───── DATA EXCERPTS ─────
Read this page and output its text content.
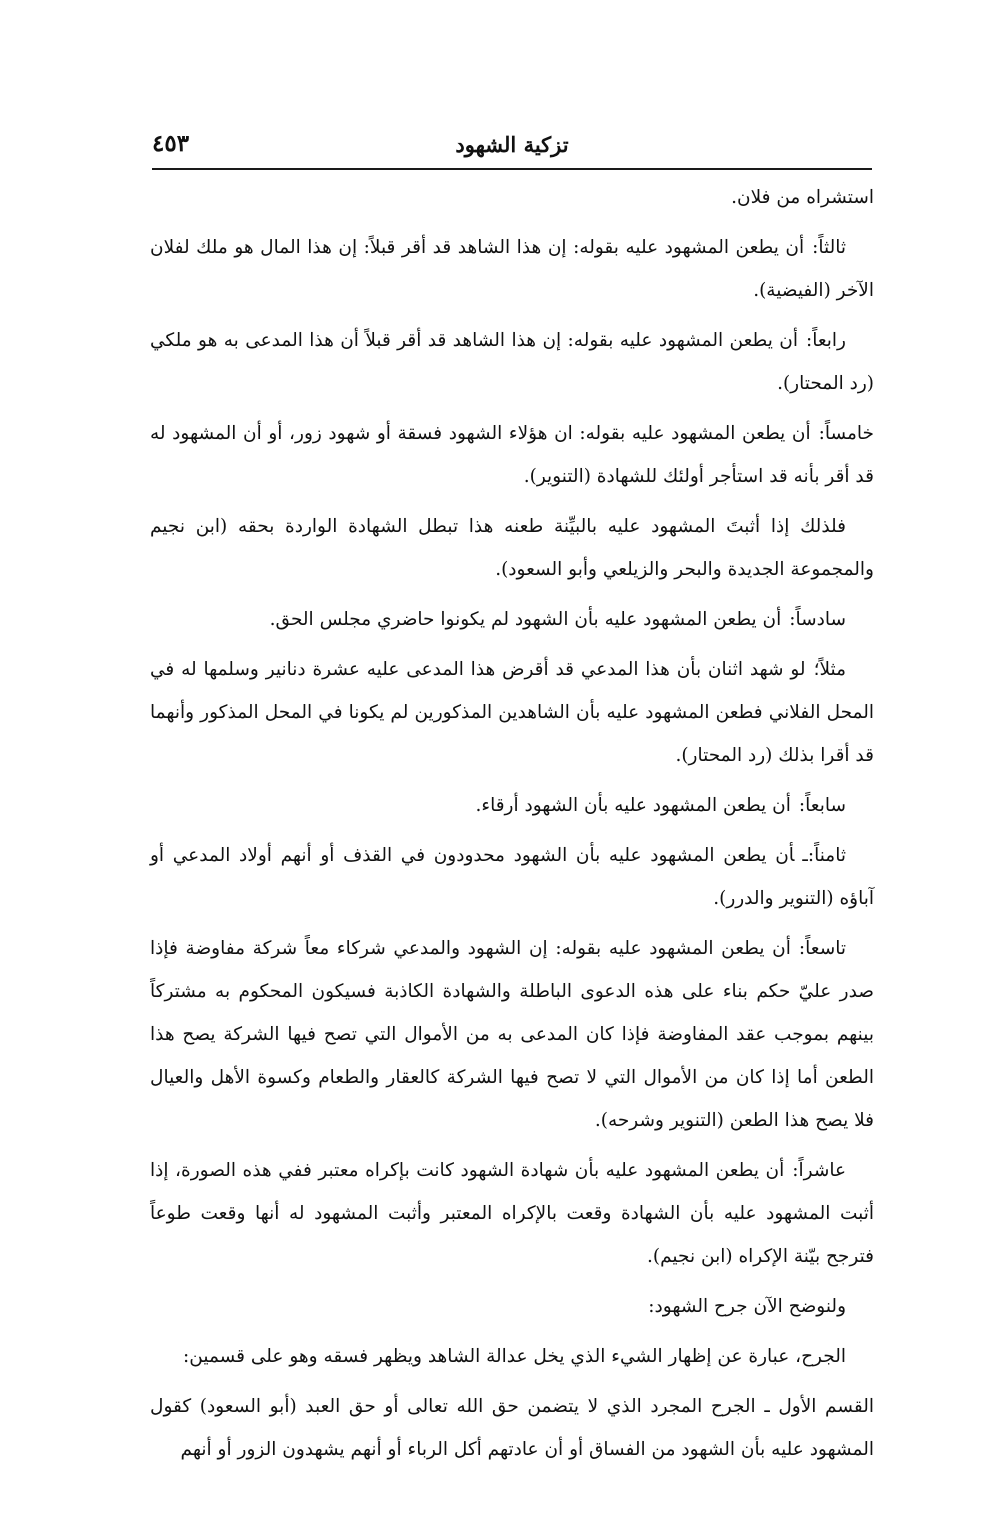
٤٥٣	تزكية الشهود

استشراه من فلان.

ثالثاً:أن يطعن المشهود عليه بقوله: إن هذا الشاهد قد أقر قبلاً: إن هذا المال هو ملك لفلان الآخر (الفيضية).

رابعاً:أن يطعن المشهود عليه بقوله: إن هذا الشاهد قد أقر قبلاً أن هذا المدعى به هو ملكي (رد المحتار).

خامساً:أن يطعن المشهود عليه بقوله: ان هؤلاء الشهود فسقة أو شهود زور، أو أن المشهود له قد أقر بأنه قد استأجر أولئك للشهادة (التنوير).

فلذلك إذا أثبتَ المشهود عليه بالبيِّنة طعنه هذا تبطل الشهادة الواردة بحقه (ابن نجيم والمجموعة الجديدة والبحر والزيلعي وأبو السعود).

سادساً:أن يطعن المشهود عليه بأن الشهود لم يكونوا حاضري مجلس الحق.

مثلاً؛لو شهد اثنان بأن هذا المدعي قد أقرض هذا المدعى عليه عشرة دنانير وسلمها له في المحل الفلاني فطعن المشهود عليه بأن الشاهدين المذكورين لم يكونا في المحل المذكور وأنهما قد أقرا بذلك (رد المحتار).

سابعاً:أن يطعن المشهود عليه بأن الشهود أرقاء.

ثامناً:ـأن يطعن المشهود عليه بأن الشهود محدودون في القذف أو أنهم أولاد المدعي أو آباؤه (التنوير والدرر).

تاسعاً:أن يطعن المشهود عليه بقوله: إن الشهود والمدعي شركاء معاً شركة مفاوضة فإذا صدر عليّ حكم بناء على هذه الدعوى الباطلة والشهادة الكاذبة فسيكون المحكوم به مشتركاً بينهم بموجب عقد المفاوضة فإذا كان المدعى به من الأموال التي تصح فيها الشركة يصح هذا الطعن أما إذا كان من الأموال التي لا تصح فيها الشركة كالعقار والطعام وكسوة الأهل والعيال فلا يصح هذا الطعن (التنوير وشرحه).

عاشراً:أن يطعن المشهود عليه بأن شهادة الشهود كانت بإكراه معتبر ففي هذه الصورة، إذا أثبت المشهود عليه بأن الشهادة وقعت بالإكراه المعتبر وأثبت المشهود له أنها وقعت طوعاً فترجح بيّنة الإكراه (ابن نجيم).

ولنوضح الآن جرح الشهود:

الجرح، عبارة عن إظهار الشيء الذي يخل عدالة الشاهد ويظهر فسقه وهو على قسمين:

القسم الأول ـ الجرح المجرد الذي لا يتضمن حق الله تعالى أو حق العبد (أبو السعود) كقول المشهود عليه بأن الشهود من الفساق أو أن عادتهم أكل الرباء أو أنهم يشهدون الزور أو أنهم
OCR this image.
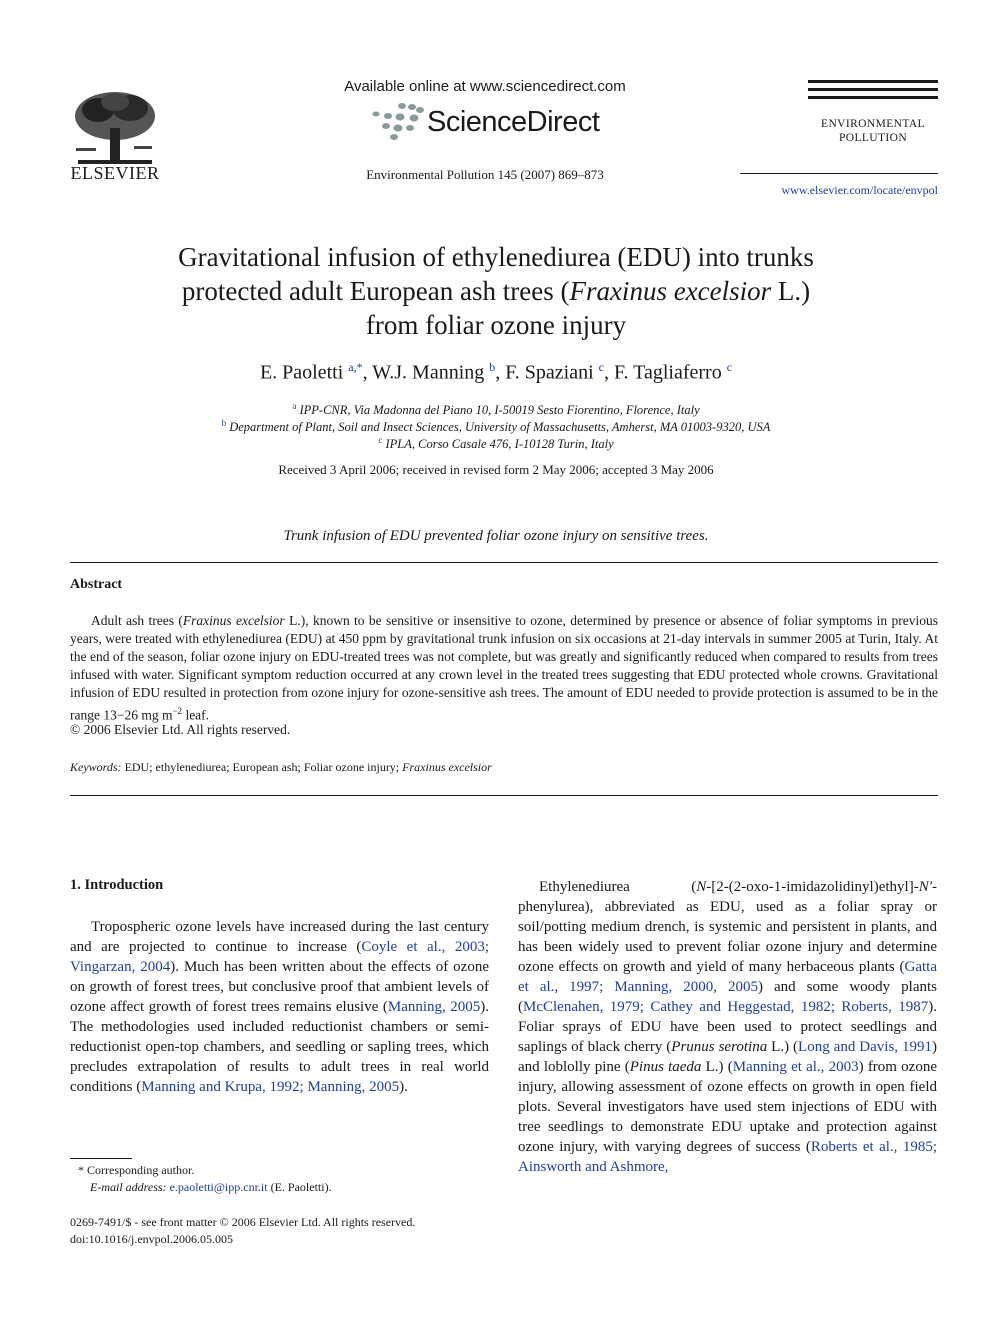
ELSEVIER
Available online at www.sciencedirect.com
ScienceDirect
Environmental Pollution 145 (2007) 869–873
ENVIRONMENTAL
POLLUTION
www.elsevier.com/locate/envpol
Gravitational infusion of ethylenediurea (EDU) into trunks
protected adult European ash trees (Fraxinus excelsior L.)
from foliar ozone injury
E. Paoletti $^{a,*}$, W.J. Manning $^b$, F. Spaziani $^c$, F. Tagliaferro $^c$
$^a$ IPP-CNR, Via Madonna del Piano 10, I-50019 Sesto Fiorentino, Florence, Italy
$^b$ Department of Plant, Soil and Insect Sciences, University of Massachusetts, Amherst, MA 01003-9320, USA
$^c$ IPLA, Corso Casale 476, I-10128 Turin, Italy
Received 3 April 2006; received in revised form 2 May 2006; accepted 3 May 2006
Trunk infusion of EDU prevented foliar ozone injury on sensitive trees.
Abstract
Adult ash trees (Fraxinus excelsior L.), known to be sensitive or insensitive to ozone, determined by presence or absence of foliar symptoms in previous years, were treated with ethylenediurea (EDU) at 450 ppm by gravitational trunk infusion on six occasions at 21-day intervals in summer 2005 at Turin, Italy. At the end of the season, foliar ozone injury on EDU-treated trees was not complete, but was greatly and significantly reduced when compared to results from trees infused with water. Significant symptom reduction occurred at any crown level in the treated trees suggesting that EDU protected whole crowns. Gravitational infusion of EDU resulted in protection from ozone injury for ozone-sensitive ash trees. The amount of EDU needed to provide protection is assumed to be in the range 13−26 mg $m^{-2}$ leaf.
© 2006 Elsevier Ltd. All rights reserved.
Keywords: EDU; ethylenediurea; European ash; Foliar ozone injury; Fraxinus excelsior
1. Introduction
Tropospheric ozone levels have increased during the last century and are projected to continue to increase (Coyle et al., 2003; Vingarzan, 2004). Much has been written about the effects of ozone on growth of forest trees, but conclusive proof that ambient levels of ozone affect growth of forest trees remains elusive (Manning, 2005). The methodologies used included reductionist chambers or semi-reductionist open-top chambers, and seedling or sapling trees, which precludes extrapolation of results to adult trees in real world conditions (Manning and Krupa, 1992; Manning, 2005).
Ethylenediurea (N-[2-(2-oxo-1-imidazolidinyl)ethyl]-N′-phenylurea), abbreviated as EDU, used as a foliar spray or soil/potting medium drench, is systemic and persistent in plants, and has been widely used to prevent foliar ozone injury and determine ozone effects on growth and yield of many herbaceous plants (Gatta et al., 1997; Manning, 2000, 2005) and some woody plants (McClenahen, 1979; Cathey and Heggestad, 1982; Roberts, 1987). Foliar sprays of EDU have been used to protect seedlings and saplings of black cherry (Prunus serotina L.) (Long and Davis, 1991) and loblolly pine (Pinus taeda L.) (Manning et al., 2003) from ozone injury, allowing assessment of ozone effects on growth in open field plots. Several investigators have used stem injections of EDU with tree seedlings to demonstrate EDU uptake and protection against ozone injury, with varying degrees of success (Roberts et al., 1985; Ainsworth and Ashmore,
* Corresponding author.
E-mail address: e.paoletti@ipp.cnr.it (E. Paoletti).
0269-7491/$ - see front matter © 2006 Elsevier Ltd. All rights reserved.
doi:10.1016/j.envpol.2006.05.005
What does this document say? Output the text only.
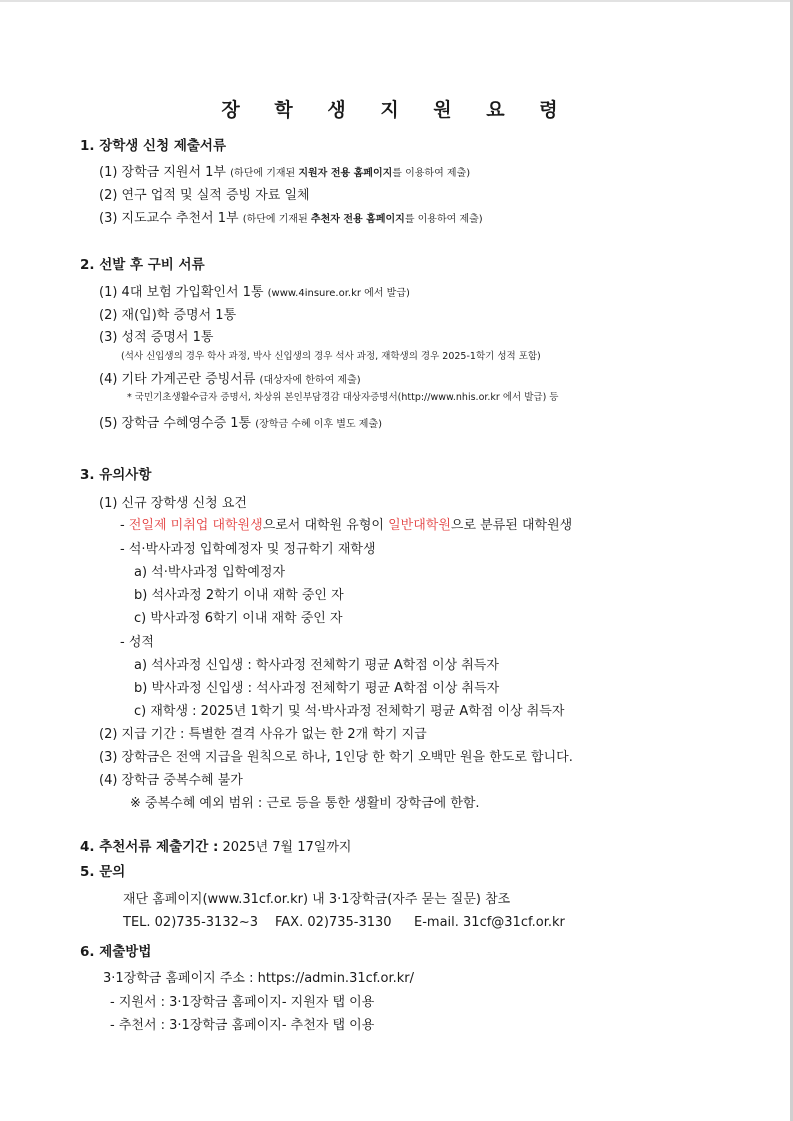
장 학 생 지 원 요 령
1. 장학생 신청 제출서류
(1) 장학금 지원서 1부 (하단에 기재된 지원자 전용 홈페이지를 이용하여 제출)
(2) 연구 업적 및 실적 증빙 자료 일체
(3) 지도교수 추천서 1부 (하단에 기재된 추천자 전용 홈페이지를 이용하여 제출)
2. 선발 후 구비 서류
(1) 4대 보험 가입확인서 1통 (www.4insure.or.kr 에서 발급)
(2) 재(입)학 증명서 1통
(3) 성적 증명서 1통
(석사 신입생의 경우 학사 과정, 박사 신입생의 경우 석사 과정, 재학생의 경우 2025-1학기 성적 포함)
(4) 기타 가계곤란 증빙서류 (대상자에 한하여 제출)
* 국민기초생활수급자 증명서, 차상위 본인부담경감 대상자증명서(http://www.nhis.or.kr 에서 발급) 등
(5) 장학금 수혜영수증 1통 (장학금 수혜 이후 별도 제출)
3. 유의사항
(1) 신규 장학생 신청 요건
- 전일제 미취업 대학원생으로서 대학원 유형이 일반대학원으로 분류된 대학원생
- 석·박사과정 입학예정자 및 정규학기 재학생
a) 석·박사과정 입학예정자
b) 석사과정 2학기 이내 재학 중인 자
c) 박사과정 6학기 이내 재학 중인 자
- 성적
a) 석사과정 신입생 : 학사과정 전체학기 평균 A학점 이상 취득자
b) 박사과정 신입생 : 석사과정 전체학기 평균 A학점 이상 취득자
c) 재학생 : 2025년 1학기 및 석·박사과정 전체학기 평균 A학점 이상 취득자
(2) 지급 기간 : 특별한 결격 사유가 없는 한 2개 학기 지급
(3) 장학금은 전액 지급을 원칙으로 하나, 1인당 한 학기 오백만 원을 한도로 합니다.
(4) 장학금 중복수혜 불가
※ 중복수혜 예외 범위 : 근로 등을 통한 생활비 장학금에 한함.
4. 추천서류 제출기간 : 2025년 7월 17일까지
5. 문의
재단 홈페이지(www.31cf.or.kr) 내 3·1장학금(자주 묻는 질문) 참조
TEL. 02)735-3132~3 FAX. 02)735-3130 E-mail. 31cf@31cf.or.kr
6. 제출방법
3·1장학금 홈페이지 주소 : https://admin.31cf.or.kr/
- 지원서 : 3·1장학금 홈페이지- 지원자 탭 이용
- 추천서 : 3·1장학금 홈페이지- 추천자 탭 이용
─────
» TASK
Search the preceding listing for "중복수혜" and extract every line where it is found.

» WRITTEN RESPONSE
(4) 장학금 중복수혜 불가
※ 중복수혜 예외 범위 : 근로 등을 통한 생활비 장학금에 한함.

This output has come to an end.